The task -
Show all lines from the listing below that contain "молодших".

Extracted records -

·····

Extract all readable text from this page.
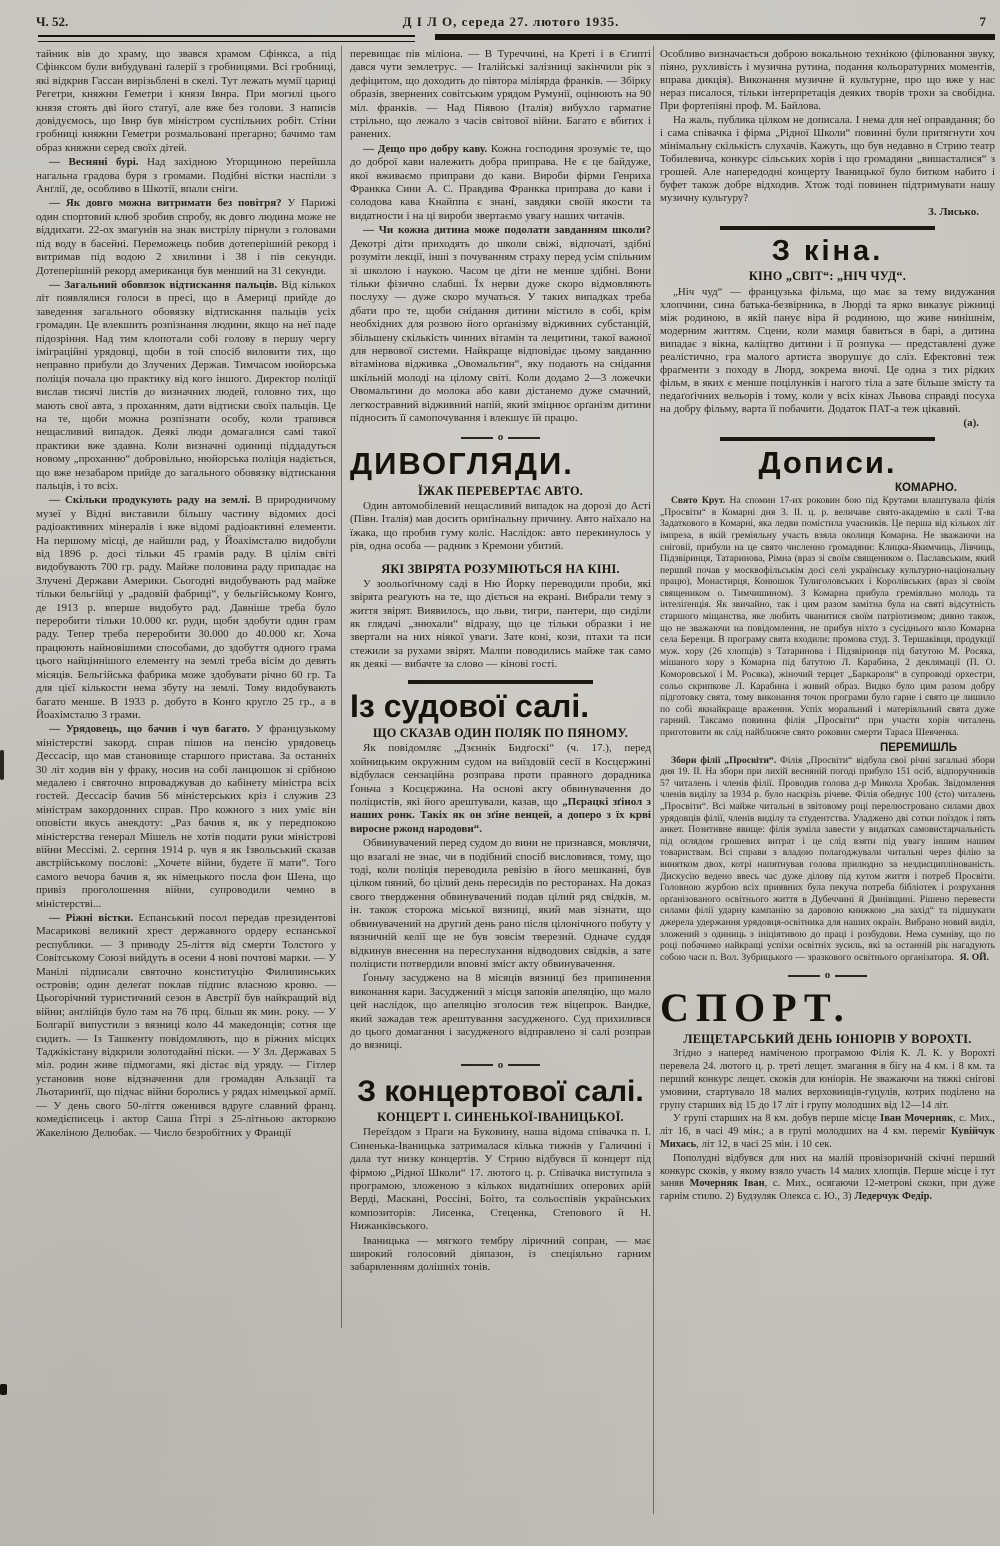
Ч. 52.	Д І Л О, середа 27. лютого 1935.	7

тайник вів до храму, що звався храмом Сфінкса, а під Сфінксом були вибудувані ґалерії з гробницями. Всі гробниці, які відкрив Гассан вирізьблені в скелі. Тут лежать мумії цариці Регетри, княжни Геметри і князя Івнра. При могилі цього князя стоять дві його статуї, але вже без голови. З написів довідуємось, що Івнр був міністром суспільних робіт. Стіни гробниці княжни Геметри розмальовані прегарно; бачимо там образ княжни серед своїх дітей.

— Весняні бурі. Над західною Угорщиною перейшла нагальна градова буря з громами. Подібні вістки наспіли з Анґлії, де, особливо в Шкотії, впали сніги.

— Як довго можна витримати без повітря? У Парижі один спортовий клюб зробив спробу, як довго людина може не віддихати. 22-ох змагунів на знак вистрілу пірнули з головами під воду в басейні. Переможець побив дотеперішній рекорд і витримав під водою 2 хвилини і 38 і пів секунди. Дотеперішній рекорд американця був менший на 31 секунди.

— Загальний обовязок відтискання пальців. Від кількох літ появлялися голоси в пресі, що в Америці прийде до заведення загального обовязку відтискання пальців усіх громадян. Це влекшить розпізнання людини, якщо на неї паде підозріння. Над тим клопотали собі голову в першу чергу іміграційні урядовці, щоби в той спосіб виловити тих, що неправно прибули до Злучених Держав. Тимчасом нюйорська поліція почала цю практику від кого іншого. Директор поліції вислав тисячі листів до визначних людей, головно тих, що мають свої авта, з проханням, дати відтиски своїх пальців. Це на те, щоби можна розпізнати особу, коли трапився нещасливий випадок. Деякі люди домагалися самі такої практики вже здавна. Коли визначні одиниці піддадуться новому „проханню“ добровільно, нюйорська поліція надіється, що вже незабаром прийде до загального обовязку відтискання пальців, і то всіх.

— Скільки продукують раду на землі. В природничому музеї у Відні виставили більшу частину відомих досі радіоактивних мінералів і вже відомі радіоактивні елементи. На першому місці, де найшли рад, у Йоахімсталю видобули від 1896 р. досі тільки 45 грамів раду. В цілім світі видобувають 700 гр. раду. Майже половина раду припадає на Злучені Держави Америки. Сьогодні видобувають рад майже тільки бельгійці у „радовій фабриці“, у бельгійському Конго, де 1913 р. вперше видобуто рад. Давніше треба було переробити тільки 10.000 кг. руди, щоби здобути один грам раду. Тепер треба переробити 30.000 до 40.000 кг. Хоча працюють найновішими способами, до здобуття одного грама цього найціннішого елементу на землі треба вісім до девять місяців. Бельгійська фабрика може здобувати річно 60 гр. Та для цієї кількости нема збуту на землі. Тому видобувають багато менше. В 1933 р. добуто в Конго кругло 25 гр., а в Йоахімсталю 3 грами.

— Урядовець, що бачив і чув багато. У французькому міністерстві закорд. справ пішов на пенсію урядовець Дессасір, що мав становище старшого пристава. За останніх 30 літ ходив він у фраку, носив на собі ланцюшок зі срібною медалею і святочно впроваджував до кабінету міністра всіх гостей. Дессасір бачив 56 міністерських кріз і служив 23 міністрам закордонних справ. Про кожного з них уміє він оповісти якусь анекдоту: „Раз бачив я, як у передпокою міністерства генерал Мішель не хотів подати руки міністрові війни Мессімі. 2. серпня 1914 р. чув я як Ізвольський сказав австрійському послові: „Хочете війни, будете її мати“. Того самого вечора бачив я, як німецького посла фон Шена, що привіз проголошення війни, супроводили чемно в міністерстві...

— Ріжні вістки. Еспанський посол передав президентові Масарикові великий хрест державного ордеру еспанської республики. — З приводу 25-ліття від смерти Толстого у Совітському Союзі вийдуть в осени 4 нові почтові марки. — У Манілі підписали святочно конституцію Филипинських островів; один делеґат поклав підпис власною кровю. — Цьогорічний туристичний сезон в Австрії був найкращий від війни; анґлійців було там на 76 прц. більш як мин. року. — У Болгарії випустили з вязниці коло 44 македонців; сотня ще сидить. — Із Ташкенту повідомляють, що в ріжних місцях Таджікістану відкрили золотодайні піски. — У Зл. Державах 5 міл. родин живе підмогами, які дістає від уряду. — Гітлер установив нове відзначення для громадян Альзації та Льотаринґії, що підчас війни боролись у рядах німецької армії. — У день свого 50-ліття оженився вдруге славний франц. комедієписець і актор Саша Ґітрі з 25-літньою акторкою Жакеліною Делюбак. — Число безробітних у Франції

перевищає пів міліона. — В Туреччині, на Креті і в Єгипті дався чути землетрус. — Італійські залізниці закінчили рік з дефіцитом, що доходить до півтора міліярда франків. — Збірку образів, звернених совітським урядом Румунії, оцінюють на 90 міл. франків. — Над Піявою (Італія) вибухло гарматне стрільно, що лежало з часів світової війни. Багато є вбитих і ранених.

— Дещо про добру каву. Кожна господиня зрозуміє те, що до доброї кави належить добра приправа. Не є це байдуже, якої вживаємо приправи до кави. Вироби фірми Генриха Франкка Сини А. С. Правдива Франкка приправа до кави і солодова кава Кнайппа є знані, завдяки своїй якости та видатности і на ці вироби звертаємо увагу наших читачів.

— Чи кожна дитина може подолати завданням школи? Декотрі діти приходять до школи свіжі, відпочаті, здібні розуміти лекції, інші з почуванням страху перед усім спільним зі школою і наукою. Часом це діти не менше здібні. Вони тільки фізично слабші. Їх нерви дуже скоро відмовляють послуху — дуже скоро мучаться. У таких випадках треба дбати про те, щоби снідання дитини містило в собі, крім необхідних для розвою його орґанізму відживних субстанцій, збільшену скількість чинних вітамін та лецитини, такої важної для нервової системи. Найкраще відповідає цьому завданню вітамінова відживка „Овомальтин“, яку подають на снідання шкільній молоді на цілому світі. Коли додамо 2—3 ложечки Овомальтини до молока або кави дістанемо дуже смачний, легкостравний відживний напій, який зміцнює орґанізм дитини підносить її самопочування і влекшує їй працю.

о
ДИВОГЛЯДИ.
ЇЖАК ПЕРЕВЕРТАЄ АВТО.

Один автомобілевий нещасливий випадок на дорозі до Асті (Півн. Італія) мав досить ориґінальну причину. Авто наїхало на їжака, що пробив гуму коліс. Наслідок: авто перекинулось у рів, одна особа — радник з Кремони убитий.

ЯКІ ЗВІРЯТА РОЗУМІЮТЬСЯ НА КІНІ.

У зоольоґічному саді в Ню Йорку переводили проби, які звірята реаґують на те, що діється на екрані. Вибрали тему з життя звірят. Виявилось, що льви, тигри, пантери, що сиділи як глядачі „знюхали“ відразу, що це тільки образки і не звертали на них ніякої уваги. Зате коні, кози, птахи та пси стежили за рухами звірят. Малпи поводились майже так само як деякі — вибачте за слово — кінові гості.

Із судової салі.
ЩО СКАЗАВ ОДИН ПОЛЯК ПО ПЯНОМУ.

Як повідомляє „Дзєннік Бидґоскі“ (ч. 17.), перед хойницьким окружним судом на виїздовій сесії в Косцєржині відбулася сензаційна розправа проти правного дорадника Ґоньча з Косцєржина. На основі акту обвинувачення до поліцистів, які його арештували, казав, що „Пєрацкі зґінол з наших ронк. Такіх як он зґіне венцей, а доперо з їх крві виросне ржонд народови“.

Обвинувачений перед судом до вини не признався, мовлячи, що взагалі не знає, чи в подібний спосіб висловився, тому, що тоді, коли поліція переводила ревізію в його мешканні, був цілком пяний, бо цілий день пересидів по ресторанах. На доказ свого твердження обвинувачений подав цілий ряд свідків, м. ін. також сторожа міської вязниці, який мав зізнати, що обвинувачений на другий день рано після цілонічного побуту у вязничній келії ще не був зовсім тверезий. Одначе суддя відкинув внесення на переслухання відводових свідків, а зате поліцисти потвердили вповні зміст акту обвинувачення.

Ґоньчу засуджено на 8 місяців вязниці без припинення виконання кари. Засуджений з місця заповів апеляцію, що мало цей наслідок, що апеляцію зголосив теж віцепрок. Вандке, який зажадав теж арештування засудженого. Суд прихилився до цього домагання і засудженого відправлено зі салі розправ до вязниці.

о
З концертової салі.
КОНЦЕРТ І. СИНЕНЬКОЇ-ІВАНИЦЬКОЇ.

Переїздом з Праги на Буковину, наша відома співачка п. І. Синенька-Іваницька затрималася кілька тижнів у Галичині і дала тут низку концертів. У Стрию відбувся її концерт під фірмою „Рідної Школи“ 17. лютого ц. р. Співачка виступила з програмою, зложеною з кількох видатніших оперових арій Верді, Маскані, Россіні, Боіто, та сольоспівів українських композиторів: Лисенка, Стеценка, Степового й Н. Нижанківського.

Іваницька — мягкого тембру ліричний сопран, — має широкий голосовий діяпазон, із спеціяльно гарним забарвленням долішніх тонів.

Особливо визначається доброю вокальною технікою (філювання звуку, піяно, рухливість і музична рутина, подання кольоратурних моментів, вправа дикція). Виконання музичне й культурне, про що вже у нас нераз писалося, тільки інтерпретація деяких творів трохи за свобідна. При фортепіяні проф. М. Байлова.

На жаль, публика цілком не дописала. І нема для неї оправдання; бо і сама співачка і фірма „Рідної Школи“ повинні були притягнути хоч мінімальну скількість слухачів. Кажуть, що був недавно в Стрию театр Тобилевича, конкурс сільських хорів і що громадяни „вишасталися“ з грошей. Але напередодні концерту Іваницької було битком набито і буфет також добре відходив. Хтож тоді повинен підтримувати нашу музичну культуру?

З. Лисько.
З кіна.
КІНО „СВІТ“: „НІЧ ЧУД“.

„Ніч чуд“ — французька фільма, що має за тему видужання хлопчини, сина батька-безвірника, в Люрді та ярко виказує ріжниці між родиною, в якій панує віра й родиною, що живе нинішнім, модерним життям. Сцени, коли мамця бавиться в барі, а дитина випадає з вікна, каліцтво дитини і її розпука — представлені дуже реалістично, гра малого артиста зворушує до сліз. Ефектовні теж фраґменти з походу в Люрд, зокрема вночі. Це одна з тих рідких фільм, в яких є менше поцілунків і нагого тіла а зате більше змісту та педаґоґічних вельорів і тому, коли у всіх кінах Львова справді посуха на добру фільму, варта її побачити. Додаток ПАТ-а теж цікавий.

(а).
Дописи.
КОМАРНО.

Свято Крут. На спомин 17-их роковин бою під Крутами влаштувала філія „Просвіти“ в Комарні дня 3. II. ц. р. величаве свято-академію в салі Т-ва Задаткового в Комарні, яка ледви помістила учасників. Це перша від кількох літ імпреза, в якій греміяльну участь взяла околиця Комарна. Не зважаючи на сніговії, прибули на це свято численно громадяни: Клицка-Якимчиць, Лівчиць, Підзвіринця, Татаринова, Рімна (враз зі своїм священиком о. Паславським, який перший почав у москвофільськім досі селі українську культурно-національну працю), Монастирця, Конюшок Тулиголовських і Королівських (враз зі своїм священиком о. Тимчишином). З Комарна прибула греміяльно молодь та інтеліґенція. Як звичайно, так і цим разом замітна була на святі відсутність старшого міщанства, яке любить чванитися своїм патріотизмом; дивно також, що не зважаючи на повідомлення, не прибув ніхто з сусіднього коло Комарна села Березця. В програму свята входили: промова студ. З. Тершаківця, продукції муж. хору (26 хлопців) з Татаринова і Підзвіринця під батутою М. Росяка, мішаного хору з Комарна під батутою Л. Карабина, 2 деклямації (П. О. Коморовської і М. Росяка), жіночий терцет „Баркароля“ в супроводі орхестри, сольо скрипкове Л. Карабина і живий образ. Видко було цим разом добру підготовку свята, тому виконання точок програми було гарне і свято це лишило по собі якнайкраще враження. Успіх моральний і матеріяльний свята дуже гарний. Таксамо повинна філія „Просвіти“ при участи хорів читалень приготовити як слід найближче свято роковин смерти Тараса Шевченка.

ПЕРЕМИШЛЬ

Збори філії „Просвіти“. Філія „Просвіти“ відбула свої річні загальні збори дня 19. II. На збори при лихій весняній погоді прибуло 151 осіб, відпоручників 57 читалень і членів філії. Проводив голова д-р Микола Хробак. Звідомлення членів виділу за 1934 р. було наскрізь річеве. Філія обеднує 100 (сто) читалень „Просвіти“. Всі майже читальні в звітовому році перелюстровано силами двох урядовців філії, членів виділу та студентства. Уладжено дві сотки поїздок і пять анкет. Позитивне явище: філія зуміла завести у видатках самовистарчальність під оглядом грошевих витрат і це слід взяти під увагу іншим нашим товариствам. Всі справи з владою полагоджували читальні через філію за винятком двох, котрі напятнував голова прилюдно за нездисциплінованість. Дискусію ведено ввесь час дуже ділову під кутом життя і потреб Просвіти. Головною журбою всіх приявних була пекуча потреба бібліотек і розрухання орґанізованого освітнього життя в Дубеччині й Динівщині. Рішено перевести силами філії ударну кампанію за даровою книжкою „на захід“ та підшукати джерела удержання урядовця-освітника для наших окраїн. Вибрано новий виділ, зложений з одиниць з ініціятивою до праці і розбудови. Нема сумніву, що по році побачимо найкращі успіхи освітніх зусиль, які за останній рік нагадують собою часи п. Вол. Зубрицького — зразкового освітнього організатора. Я. ОЙ.

о
СПОРТ.
ЛЕЩЕТАРСЬКИЙ ДЕНЬ ЮНІОРІВ У ВОРОХТІ.

Згідно з наперед наміченою програмою Філія К. Л. К. у Ворохті перевела 24. лютого ц. р. треті лещет. змагання в бігу на 4 км. і 8 км. та перший конкурс лещет. скоків для юніорів. Не зважаючи на тяжкі снігові умовини, стартувало 18 малих верховинців-гуцулів, котрих поділено на групу старших від 15 до 17 літ і групу молодших від 12—14 літ.

У групі старших на 8 км. добув перше місце Іван Мочерняк, с. Мих., літ 16, в часі 49 мін.; а в групі молодших на 4 км. переміг Кувійчук Михась, літ 12, в часі 25 мін. і 10 сек.

Пополудні відбувся для них на малій провізоричній скічні перший конкурс скоків, у якому взяло участь 14 малих хлопців. Перше місце і тут заняв Мочерняк Іван, с. Мих., осягаючи 12-метрові скоки, при дуже гарнім стилю. 2) Будзуляк Олекса с. Ю., 3) Ледерчук Федір.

·····

Written answer -
Згідно з наперед наміченою програмою Філія К. Л. К. у Ворохті перевела 24. лютого ц. р. треті лещет. змагання в бігу на 4 км. і 8 км. та перший конкурс лещет. скоків для юніорів. Не зважаючи на тяжкі снігові умовини, стартувало 18 малих верховинців-гуцулів, котрих поділено на групу старших від 15 до 17 літ і групу молодших від 12—14 літ.
У групі старших на 8 км. добув перше місце Іван Мочерняк, с. Мих., літ 16, в часі 49 мін.; а в групі молодших на 4 км. переміг Кувійчук Михась, літ 12, в часі 25 мін. і 10 сек.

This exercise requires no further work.